(WORKING DATA):
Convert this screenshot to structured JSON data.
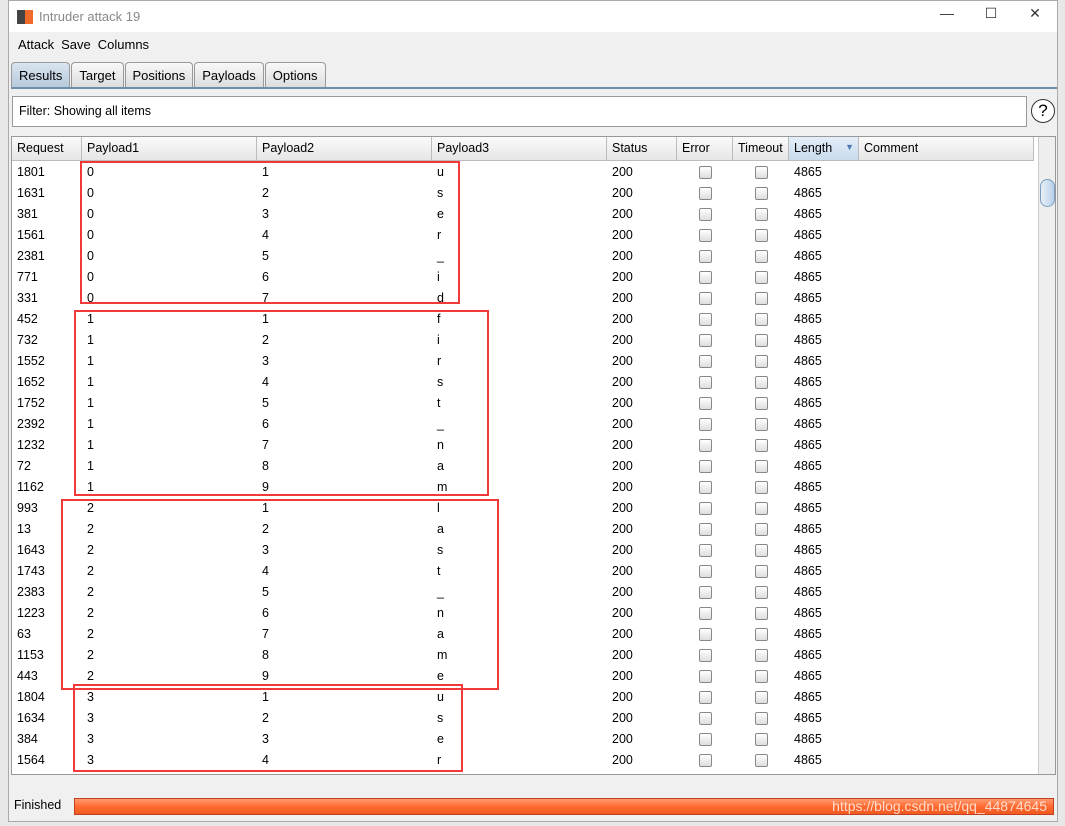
{
  "window": {
    "title": "Intruder attack 19",
    "minimize": "—",
    "maximize": "☐",
    "close": "✕"
  },
  "menu": [
    "Attack",
    "Save",
    "Columns"
  ],
  "tabs": [
    "Results",
    "Target",
    "Positions",
    "Payloads",
    "Options"
  ],
  "active_tab": "Results",
  "filter": "Filter: Showing all items",
  "help": "?",
  "columns": [
    "Request",
    "Payload1",
    "Payload2",
    "Payload3",
    "Status",
    "Error",
    "Timeout",
    "Length",
    "Comment"
  ],
  "sorted_column": "Length",
  "rows": [
    [
      "1801",
      "0",
      "1",
      "u",
      "200",
      "4865"
    ],
    [
      "1631",
      "0",
      "2",
      "s",
      "200",
      "4865"
    ],
    [
      "381",
      "0",
      "3",
      "e",
      "200",
      "4865"
    ],
    [
      "1561",
      "0",
      "4",
      "r",
      "200",
      "4865"
    ],
    [
      "2381",
      "0",
      "5",
      "_",
      "200",
      "4865"
    ],
    [
      "771",
      "0",
      "6",
      "i",
      "200",
      "4865"
    ],
    [
      "331",
      "0",
      "7",
      "d",
      "200",
      "4865"
    ],
    [
      "452",
      "1",
      "1",
      "f",
      "200",
      "4865"
    ],
    [
      "732",
      "1",
      "2",
      "i",
      "200",
      "4865"
    ],
    [
      "1552",
      "1",
      "3",
      "r",
      "200",
      "4865"
    ],
    [
      "1652",
      "1",
      "4",
      "s",
      "200",
      "4865"
    ],
    [
      "1752",
      "1",
      "5",
      "t",
      "200",
      "4865"
    ],
    [
      "2392",
      "1",
      "6",
      "_",
      "200",
      "4865"
    ],
    [
      "1232",
      "1",
      "7",
      "n",
      "200",
      "4865"
    ],
    [
      "72",
      "1",
      "8",
      "a",
      "200",
      "4865"
    ],
    [
      "1162",
      "1",
      "9",
      "m",
      "200",
      "4865"
    ],
    [
      "993",
      "2",
      "1",
      "l",
      "200",
      "4865"
    ],
    [
      "13",
      "2",
      "2",
      "a",
      "200",
      "4865"
    ],
    [
      "1643",
      "2",
      "3",
      "s",
      "200",
      "4865"
    ],
    [
      "1743",
      "2",
      "4",
      "t",
      "200",
      "4865"
    ],
    [
      "2383",
      "2",
      "5",
      "_",
      "200",
      "4865"
    ],
    [
      "1223",
      "2",
      "6",
      "n",
      "200",
      "4865"
    ],
    [
      "63",
      "2",
      "7",
      "a",
      "200",
      "4865"
    ],
    [
      "1153",
      "2",
      "8",
      "m",
      "200",
      "4865"
    ],
    [
      "443",
      "2",
      "9",
      "e",
      "200",
      "4865"
    ],
    [
      "1804",
      "3",
      "1",
      "u",
      "200",
      "4865"
    ],
    [
      "1634",
      "3",
      "2",
      "s",
      "200",
      "4865"
    ],
    [
      "384",
      "3",
      "3",
      "e",
      "200",
      "4865"
    ],
    [
      "1564",
      "3",
      "4",
      "r",
      "200",
      "4865"
    ]
  ],
  "status": "Finished",
  "progress_percent": 100,
  "watermark": "https://blog.csdn.net/qq_44874645",
  "colors": {
    "highlight_box": "#f03a3a",
    "progress": "#ff6a30"
  }
}
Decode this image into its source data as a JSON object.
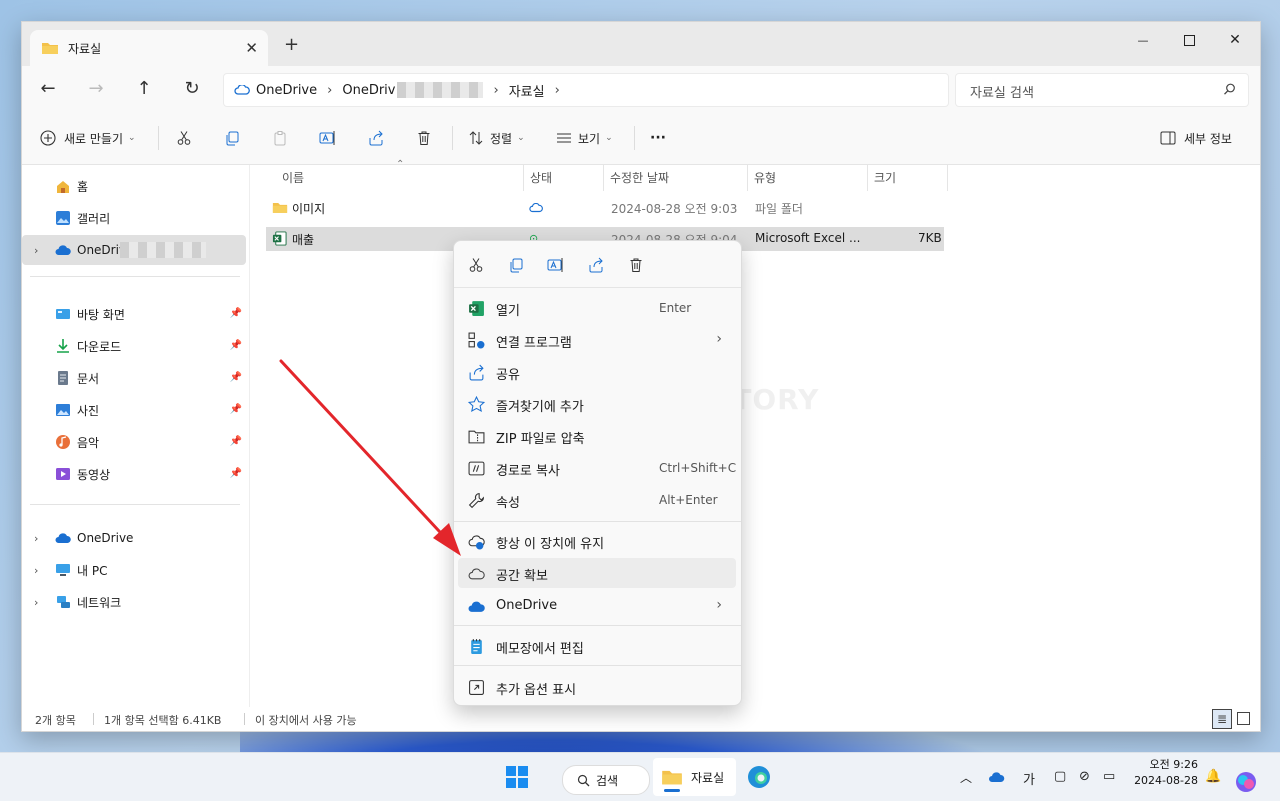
{
  "window": {
    "tab_title": "자료실",
    "new_tab_label": "+",
    "minimize_label": "—",
    "close_label": "✕"
  },
  "breadcrumb": {
    "items": [
      "OneDrive",
      "OneDriv",
      "자료실"
    ],
    "separator": "›"
  },
  "search": {
    "placeholder": "자료실 검색"
  },
  "toolbar": {
    "new_label": "새로 만들기",
    "sort_label": "정렬",
    "view_label": "보기",
    "more_label": "···",
    "details_label": "세부 정보"
  },
  "sidebar": {
    "home": "홈",
    "gallery": "갤러리",
    "onedrive_personal": "OneDriv",
    "quick_access": [
      "바탕 화면",
      "다운로드",
      "문서",
      "사진",
      "음악",
      "동영상"
    ],
    "onedrive": "OneDrive",
    "this_pc": "내 PC",
    "network": "네트워크"
  },
  "columns": [
    "이름",
    "상태",
    "수정한 날짜",
    "유형",
    "크기"
  ],
  "files": [
    {
      "name": "이미지",
      "modified": "2024-08-28 오전 9:03",
      "type": "파일 폴더",
      "size": ""
    },
    {
      "name": "매출",
      "modified": "2024-08-28 오전 9:04",
      "type": "Microsoft Excel ...",
      "size": "7KB"
    }
  ],
  "context_menu": {
    "items": [
      {
        "label": "열기",
        "shortcut": "Enter"
      },
      {
        "label": "연결 프로그램",
        "shortcut": ""
      },
      {
        "label": "공유",
        "shortcut": ""
      },
      {
        "label": "즐겨찾기에 추가",
        "shortcut": ""
      },
      {
        "label": "ZIP 파일로 압축",
        "shortcut": ""
      },
      {
        "label": "경로로 복사",
        "shortcut": "Ctrl+Shift+C"
      },
      {
        "label": "속성",
        "shortcut": "Alt+Enter"
      },
      {
        "label": "항상 이 장치에 유지",
        "shortcut": ""
      },
      {
        "label": "공간 확보",
        "shortcut": ""
      },
      {
        "label": "OneDrive",
        "shortcut": ""
      },
      {
        "label": "메모장에서 편집",
        "shortcut": ""
      },
      {
        "label": "추가 옵션 표시",
        "shortcut": ""
      }
    ]
  },
  "watermark": "MANUAL FACTORY",
  "statusbar": {
    "count": "2개 항목",
    "selected": "1개 항목 선택함 6.41KB",
    "availability": "이 장치에서 사용 가능"
  },
  "taskbar": {
    "search_label": "검색",
    "explorer_label": "자료실",
    "ime_label": "가",
    "time": "오전 9:26",
    "date": "2024-08-28"
  },
  "colors": {
    "accent": "#1a6fd1",
    "annotation_arrow": "#e3262b",
    "folder": "#f3c14b",
    "excel": "#1d7044"
  }
}
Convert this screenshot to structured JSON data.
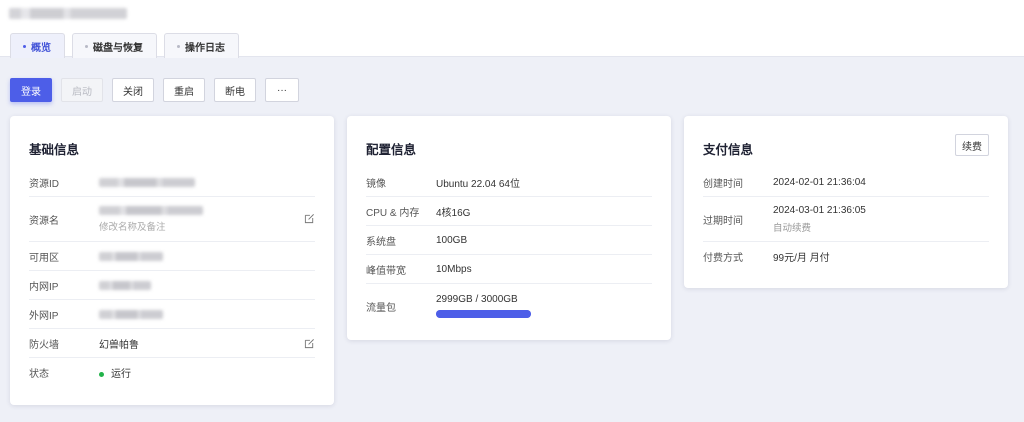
{
  "tabs": [
    {
      "label": "概览",
      "active": true
    },
    {
      "label": "磁盘与恢复",
      "active": false
    },
    {
      "label": "操作日志",
      "active": false
    }
  ],
  "actions": [
    {
      "label": "登录",
      "variant": "primary"
    },
    {
      "label": "启动",
      "variant": "disabled"
    },
    {
      "label": "关闭",
      "variant": "default"
    },
    {
      "label": "重启",
      "variant": "default"
    },
    {
      "label": "断电",
      "variant": "default"
    },
    {
      "label": "···",
      "variant": "default"
    }
  ],
  "basic": {
    "title": "基础信息",
    "resource_id_label": "资源ID",
    "resource_name_label": "资源名",
    "resource_name_hint": "修改名称及备注",
    "zone_label": "可用区",
    "private_ip_label": "内网IP",
    "public_ip_label": "外网IP",
    "firewall_label": "防火墙",
    "firewall_value": "幻兽帕鲁",
    "status_label": "状态",
    "status_value": "运行"
  },
  "config": {
    "title": "配置信息",
    "image_label": "镜像",
    "image_value": "Ubuntu 22.04 64位",
    "cpu_label": "CPU & 内存",
    "cpu_value": "4核16G",
    "disk_label": "系统盘",
    "disk_value": "100GB",
    "bandwidth_label": "峰值带宽",
    "bandwidth_value": "10Mbps",
    "traffic_label": "流量包",
    "traffic_value": "2999GB / 3000GB",
    "traffic_used_fraction": 0.9997
  },
  "payment": {
    "title": "支付信息",
    "renew_label": "续费",
    "created_label": "创建时间",
    "created_value": "2024-02-01 21:36:04",
    "expire_label": "过期时间",
    "expire_value": "2024-03-01 21:36:05",
    "auto_renew": "自动续费",
    "method_label": "付费方式",
    "method_value": "99元/月 月付"
  },
  "colors": {
    "accent": "#4d5ee8",
    "status_running": "#22b34a"
  }
}
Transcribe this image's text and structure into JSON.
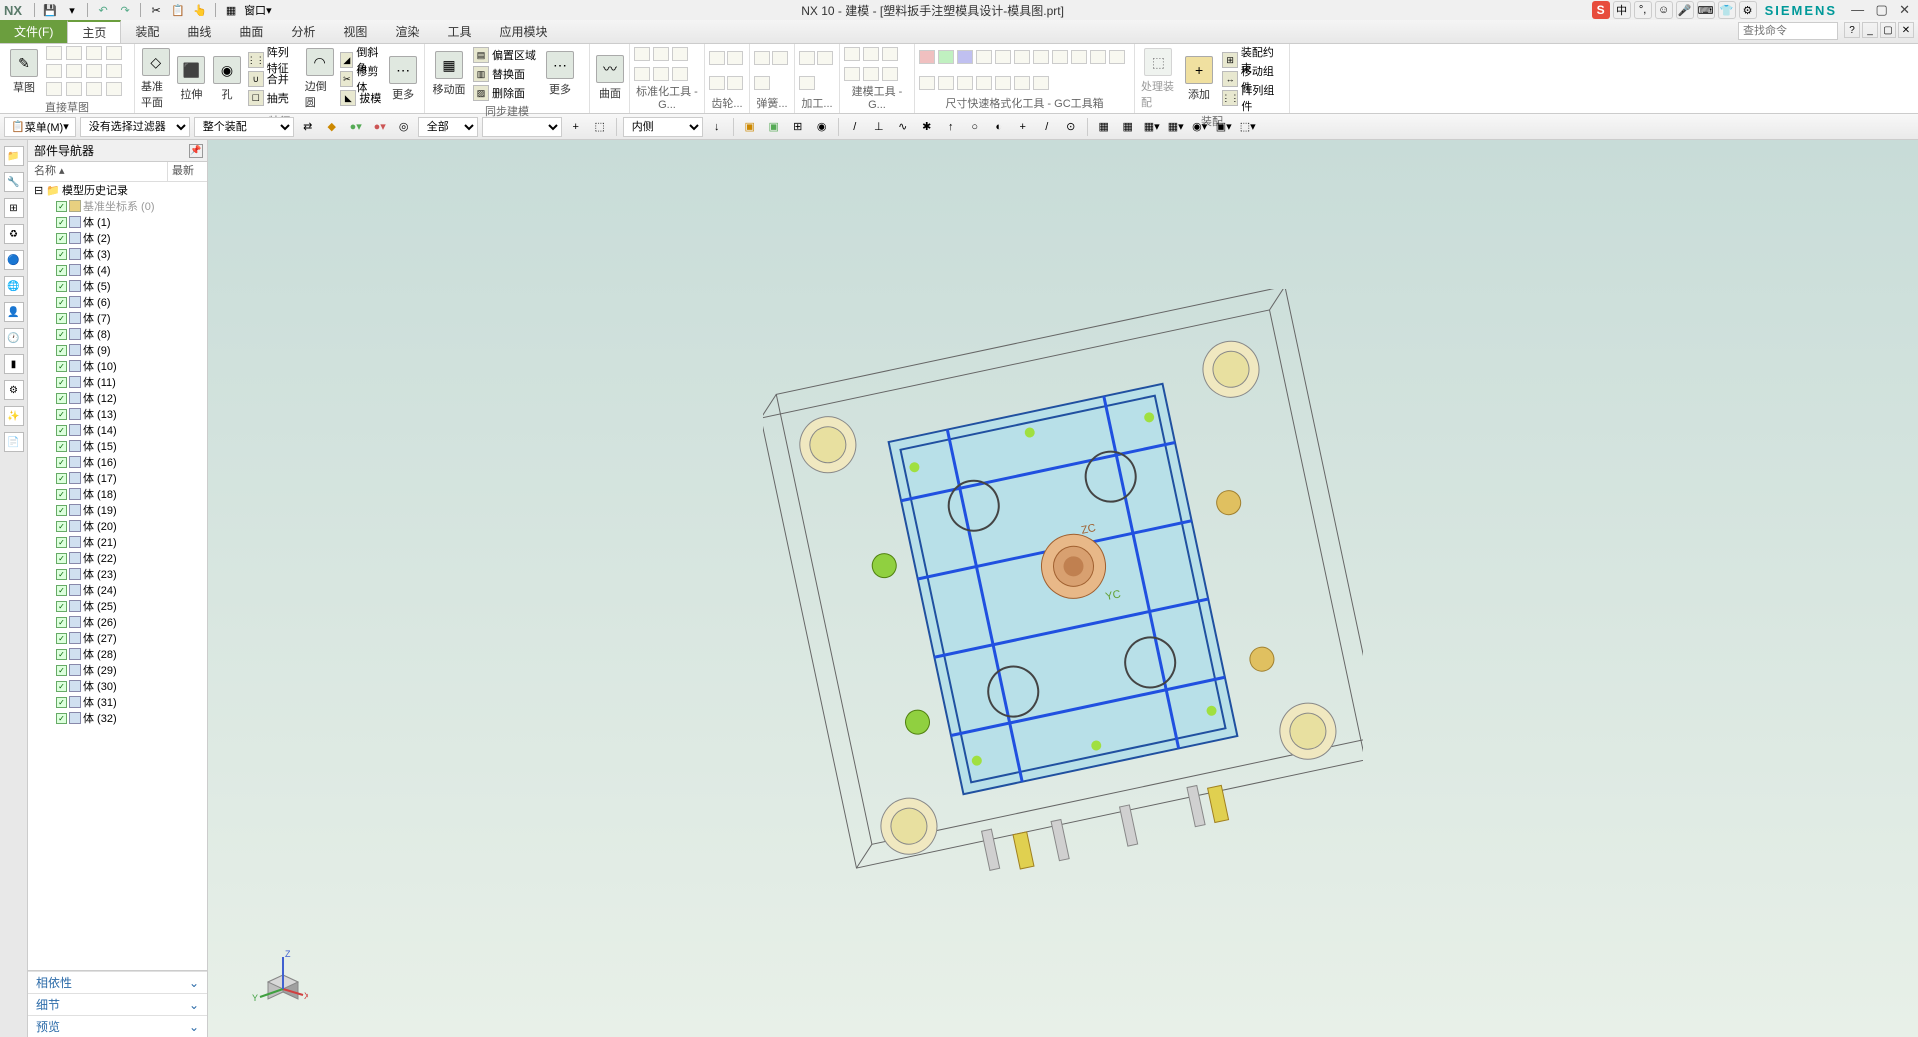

(REQUEST): Report how many lines of the data contain the word "into", using the number alone.

(WORKED SOLUTION): 2